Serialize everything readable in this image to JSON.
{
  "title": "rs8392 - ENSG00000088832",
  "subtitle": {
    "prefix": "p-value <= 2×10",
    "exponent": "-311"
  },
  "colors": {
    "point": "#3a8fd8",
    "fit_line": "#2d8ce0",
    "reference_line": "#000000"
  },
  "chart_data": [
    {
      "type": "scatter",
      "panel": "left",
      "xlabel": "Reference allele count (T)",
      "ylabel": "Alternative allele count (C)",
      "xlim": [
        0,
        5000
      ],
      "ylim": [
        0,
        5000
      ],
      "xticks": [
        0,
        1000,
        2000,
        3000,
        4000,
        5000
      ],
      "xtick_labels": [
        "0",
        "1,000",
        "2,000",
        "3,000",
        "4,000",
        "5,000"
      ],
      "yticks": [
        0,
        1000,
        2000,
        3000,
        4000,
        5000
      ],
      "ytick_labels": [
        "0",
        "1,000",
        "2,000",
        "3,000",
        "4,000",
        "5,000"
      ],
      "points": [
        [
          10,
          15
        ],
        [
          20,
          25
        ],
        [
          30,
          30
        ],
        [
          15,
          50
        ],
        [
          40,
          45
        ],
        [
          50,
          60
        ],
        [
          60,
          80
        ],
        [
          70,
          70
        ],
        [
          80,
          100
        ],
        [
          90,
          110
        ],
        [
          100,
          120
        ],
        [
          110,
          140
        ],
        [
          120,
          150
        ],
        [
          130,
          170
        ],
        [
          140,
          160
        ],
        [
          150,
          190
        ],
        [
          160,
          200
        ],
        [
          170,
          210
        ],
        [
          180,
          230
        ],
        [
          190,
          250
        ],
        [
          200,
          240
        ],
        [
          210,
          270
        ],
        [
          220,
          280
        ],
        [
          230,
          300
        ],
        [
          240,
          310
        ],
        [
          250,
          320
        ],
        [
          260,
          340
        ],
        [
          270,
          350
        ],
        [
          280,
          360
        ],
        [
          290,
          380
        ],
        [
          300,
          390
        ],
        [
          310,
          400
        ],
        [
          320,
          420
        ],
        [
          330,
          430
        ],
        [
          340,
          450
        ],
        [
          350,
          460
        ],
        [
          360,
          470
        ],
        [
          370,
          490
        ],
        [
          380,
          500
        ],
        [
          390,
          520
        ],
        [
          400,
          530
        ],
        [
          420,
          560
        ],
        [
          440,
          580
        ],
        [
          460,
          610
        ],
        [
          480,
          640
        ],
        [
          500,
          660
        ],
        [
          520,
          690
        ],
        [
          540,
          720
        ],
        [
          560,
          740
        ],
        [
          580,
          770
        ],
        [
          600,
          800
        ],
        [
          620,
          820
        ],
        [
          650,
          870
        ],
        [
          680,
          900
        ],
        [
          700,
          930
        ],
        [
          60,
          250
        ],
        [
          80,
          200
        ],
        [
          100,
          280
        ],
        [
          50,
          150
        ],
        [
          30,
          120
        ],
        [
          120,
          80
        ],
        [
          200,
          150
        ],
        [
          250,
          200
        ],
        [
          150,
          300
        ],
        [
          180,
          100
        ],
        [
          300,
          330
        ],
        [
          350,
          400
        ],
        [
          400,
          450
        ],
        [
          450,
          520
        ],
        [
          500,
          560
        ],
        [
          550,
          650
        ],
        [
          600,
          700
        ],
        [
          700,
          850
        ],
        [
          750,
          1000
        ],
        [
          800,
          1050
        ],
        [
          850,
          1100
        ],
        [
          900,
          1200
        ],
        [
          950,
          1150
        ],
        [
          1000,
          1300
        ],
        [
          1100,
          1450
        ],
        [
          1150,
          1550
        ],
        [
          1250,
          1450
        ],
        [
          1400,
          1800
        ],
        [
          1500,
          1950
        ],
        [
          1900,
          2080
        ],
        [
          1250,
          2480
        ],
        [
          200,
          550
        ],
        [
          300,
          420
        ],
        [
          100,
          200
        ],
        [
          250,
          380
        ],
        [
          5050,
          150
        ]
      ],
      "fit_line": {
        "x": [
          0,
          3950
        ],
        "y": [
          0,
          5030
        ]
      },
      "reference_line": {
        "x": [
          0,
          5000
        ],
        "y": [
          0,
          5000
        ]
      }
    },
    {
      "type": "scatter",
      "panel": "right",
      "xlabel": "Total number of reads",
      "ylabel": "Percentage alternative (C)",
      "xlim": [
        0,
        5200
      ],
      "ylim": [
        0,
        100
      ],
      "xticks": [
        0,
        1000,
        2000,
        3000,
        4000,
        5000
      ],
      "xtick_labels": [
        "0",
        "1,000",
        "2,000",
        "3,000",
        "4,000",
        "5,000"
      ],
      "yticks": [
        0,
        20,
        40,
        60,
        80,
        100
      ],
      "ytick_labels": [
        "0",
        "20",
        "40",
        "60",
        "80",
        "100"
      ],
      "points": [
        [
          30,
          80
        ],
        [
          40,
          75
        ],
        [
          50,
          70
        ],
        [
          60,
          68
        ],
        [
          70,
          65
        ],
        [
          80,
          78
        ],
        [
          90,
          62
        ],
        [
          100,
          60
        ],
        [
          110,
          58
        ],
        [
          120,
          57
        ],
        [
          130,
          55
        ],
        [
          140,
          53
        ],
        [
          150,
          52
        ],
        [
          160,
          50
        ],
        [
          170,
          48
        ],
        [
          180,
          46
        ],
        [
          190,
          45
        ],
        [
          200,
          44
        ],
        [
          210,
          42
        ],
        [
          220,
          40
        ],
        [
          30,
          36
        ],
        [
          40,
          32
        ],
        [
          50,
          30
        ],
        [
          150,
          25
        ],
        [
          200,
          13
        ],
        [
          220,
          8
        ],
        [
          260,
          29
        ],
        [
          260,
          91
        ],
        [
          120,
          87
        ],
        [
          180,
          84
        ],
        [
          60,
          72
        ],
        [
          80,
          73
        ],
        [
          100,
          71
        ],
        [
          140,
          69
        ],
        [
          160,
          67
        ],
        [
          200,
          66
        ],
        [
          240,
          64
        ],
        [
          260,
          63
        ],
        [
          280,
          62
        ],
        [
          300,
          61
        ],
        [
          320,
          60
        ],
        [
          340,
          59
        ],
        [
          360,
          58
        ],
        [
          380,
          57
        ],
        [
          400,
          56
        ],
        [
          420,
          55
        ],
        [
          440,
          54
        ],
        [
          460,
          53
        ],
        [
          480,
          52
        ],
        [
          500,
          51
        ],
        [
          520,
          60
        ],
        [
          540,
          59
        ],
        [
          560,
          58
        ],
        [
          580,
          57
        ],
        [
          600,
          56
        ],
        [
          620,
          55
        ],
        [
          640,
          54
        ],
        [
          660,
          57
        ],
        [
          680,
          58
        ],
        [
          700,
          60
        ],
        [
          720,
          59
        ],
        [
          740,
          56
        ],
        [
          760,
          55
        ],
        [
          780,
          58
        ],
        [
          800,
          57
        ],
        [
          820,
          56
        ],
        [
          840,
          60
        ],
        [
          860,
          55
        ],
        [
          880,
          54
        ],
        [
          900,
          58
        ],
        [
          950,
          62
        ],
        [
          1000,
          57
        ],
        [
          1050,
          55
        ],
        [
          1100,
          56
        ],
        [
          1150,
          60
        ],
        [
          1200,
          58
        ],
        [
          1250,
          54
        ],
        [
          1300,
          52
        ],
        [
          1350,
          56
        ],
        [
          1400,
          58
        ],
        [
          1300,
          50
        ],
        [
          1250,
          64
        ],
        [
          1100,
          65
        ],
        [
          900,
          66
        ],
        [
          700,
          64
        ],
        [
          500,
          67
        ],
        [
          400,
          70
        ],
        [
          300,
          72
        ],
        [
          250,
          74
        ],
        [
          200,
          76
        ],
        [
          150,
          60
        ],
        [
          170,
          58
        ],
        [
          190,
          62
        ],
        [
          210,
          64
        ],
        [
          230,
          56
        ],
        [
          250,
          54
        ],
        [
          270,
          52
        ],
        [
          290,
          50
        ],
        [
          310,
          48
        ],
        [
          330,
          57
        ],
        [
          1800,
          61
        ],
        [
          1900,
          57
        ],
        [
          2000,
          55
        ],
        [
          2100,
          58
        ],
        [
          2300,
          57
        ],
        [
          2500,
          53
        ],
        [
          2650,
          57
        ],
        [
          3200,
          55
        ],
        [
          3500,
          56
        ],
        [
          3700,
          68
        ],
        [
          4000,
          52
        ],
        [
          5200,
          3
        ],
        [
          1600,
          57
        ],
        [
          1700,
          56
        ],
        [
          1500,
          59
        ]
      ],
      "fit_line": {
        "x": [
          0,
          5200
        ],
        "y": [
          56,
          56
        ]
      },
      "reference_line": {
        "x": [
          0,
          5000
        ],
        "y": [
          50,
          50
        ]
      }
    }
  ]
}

◇ ◇ ◇ ◇ ◇ ◇ ◇

### INSTRUCTION
Within the data above, pick out all lines holding the word "allele".

### EXERCISE ANSWER
      "xlabel": "Reference allele count (T)",
      "ylabel": "Alternative allele count (C)",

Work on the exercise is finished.